• Task requirements: Write out the full set of records exactly. Any pictures in them do not belong in the copy.

• Extracted data:
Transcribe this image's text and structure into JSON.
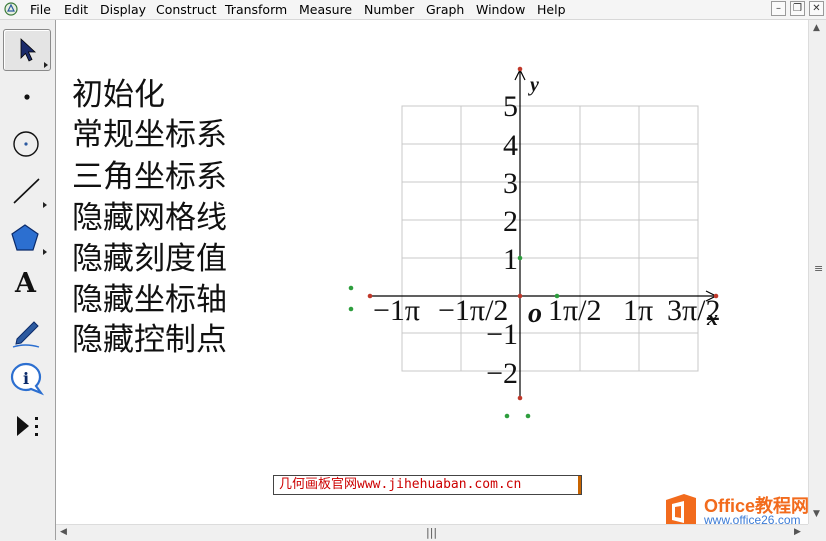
{
  "menubar": {
    "items": [
      "File",
      "Edit",
      "Display",
      "Construct",
      "Transform",
      "Measure",
      "Number",
      "Graph",
      "Window",
      "Help"
    ]
  },
  "window_controls": [
    "minimize",
    "restore",
    "close"
  ],
  "toolbar": {
    "tools": [
      {
        "name": "arrow-select-tool",
        "icon": "arrow-pointer-icon",
        "active": true
      },
      {
        "name": "point-tool",
        "icon": "dot-icon"
      },
      {
        "name": "compass-tool",
        "icon": "circle-icon"
      },
      {
        "name": "straightedge-tool",
        "icon": "line-segment-icon"
      },
      {
        "name": "polygon-tool",
        "icon": "pentagon-icon"
      },
      {
        "name": "text-tool",
        "icon": "letter-a-icon",
        "glyph": "A"
      },
      {
        "name": "marker-tool",
        "icon": "pen-icon"
      },
      {
        "name": "information-tool",
        "icon": "info-icon",
        "glyph": "i"
      },
      {
        "name": "custom-tool",
        "icon": "play-more-icon"
      }
    ]
  },
  "action_buttons": [
    "初始化",
    "常规坐标系",
    "三角坐标系",
    "隐藏网格线",
    "隐藏刻度值",
    "隐藏坐标轴",
    "隐藏控制点"
  ],
  "plot": {
    "y_axis_label": "y",
    "x_axis_label": "x",
    "origin_label": "o",
    "y_tick_labels": [
      "5",
      "4",
      "3",
      "2",
      "1",
      "−1",
      "−2"
    ],
    "x_tick_labels": [
      "−1π",
      "−1π/2",
      "1π/2",
      "1π",
      "3π/2"
    ],
    "axis_color": "#000000",
    "grid_color": "#c8c8c8",
    "control_point_red": "#c0392b",
    "control_point_green": "#2e9e3e"
  },
  "caption": {
    "text_cn": "几何画板官网",
    "text_url": "www.jihehuaban.com.cn"
  },
  "watermark": {
    "brand": "Office教程网",
    "url": "www.office26.com",
    "brand_color": "#f26b1d",
    "url_color": "#3b7bd6"
  }
}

• Correct response:
Transcribe this image's text and structure into JSON.
{
  "menubar": {
    "items": [
      "File",
      "Edit",
      "Display",
      "Construct",
      "Transform",
      "Measure",
      "Number",
      "Graph",
      "Window",
      "Help"
    ]
  },
  "window_controls": [
    "minimize",
    "restore",
    "close"
  ],
  "toolbar": {
    "tools": [
      {
        "name": "arrow-select-tool",
        "icon": "arrow-pointer-icon",
        "active": true
      },
      {
        "name": "point-tool",
        "icon": "dot-icon"
      },
      {
        "name": "compass-tool",
        "icon": "circle-icon"
      },
      {
        "name": "straightedge-tool",
        "icon": "line-segment-icon"
      },
      {
        "name": "polygon-tool",
        "icon": "pentagon-icon"
      },
      {
        "name": "text-tool",
        "icon": "letter-a-icon",
        "glyph": "A"
      },
      {
        "name": "marker-tool",
        "icon": "pen-icon"
      },
      {
        "name": "information-tool",
        "icon": "info-icon",
        "glyph": "i"
      },
      {
        "name": "custom-tool",
        "icon": "play-more-icon"
      }
    ]
  },
  "action_buttons": [
    "初始化",
    "常规坐标系",
    "三角坐标系",
    "隐藏网格线",
    "隐藏刻度值",
    "隐藏坐标轴",
    "隐藏控制点"
  ],
  "plot": {
    "y_axis_label": "y",
    "x_axis_label": "x",
    "origin_label": "o",
    "y_tick_labels": [
      "5",
      "4",
      "3",
      "2",
      "1",
      "−1",
      "−2"
    ],
    "x_tick_labels": [
      "−1π",
      "−1π/2",
      "1π/2",
      "1π",
      "3π/2"
    ],
    "axis_color": "#000000",
    "grid_color": "#c8c8c8",
    "control_point_red": "#c0392b",
    "control_point_green": "#2e9e3e"
  },
  "caption": {
    "text_cn": "几何画板官网",
    "text_url": "www.jihehuaban.com.cn"
  },
  "watermark": {
    "brand": "Office教程网",
    "url": "www.office26.com",
    "brand_color": "#f26b1d",
    "url_color": "#3b7bd6"
  }
}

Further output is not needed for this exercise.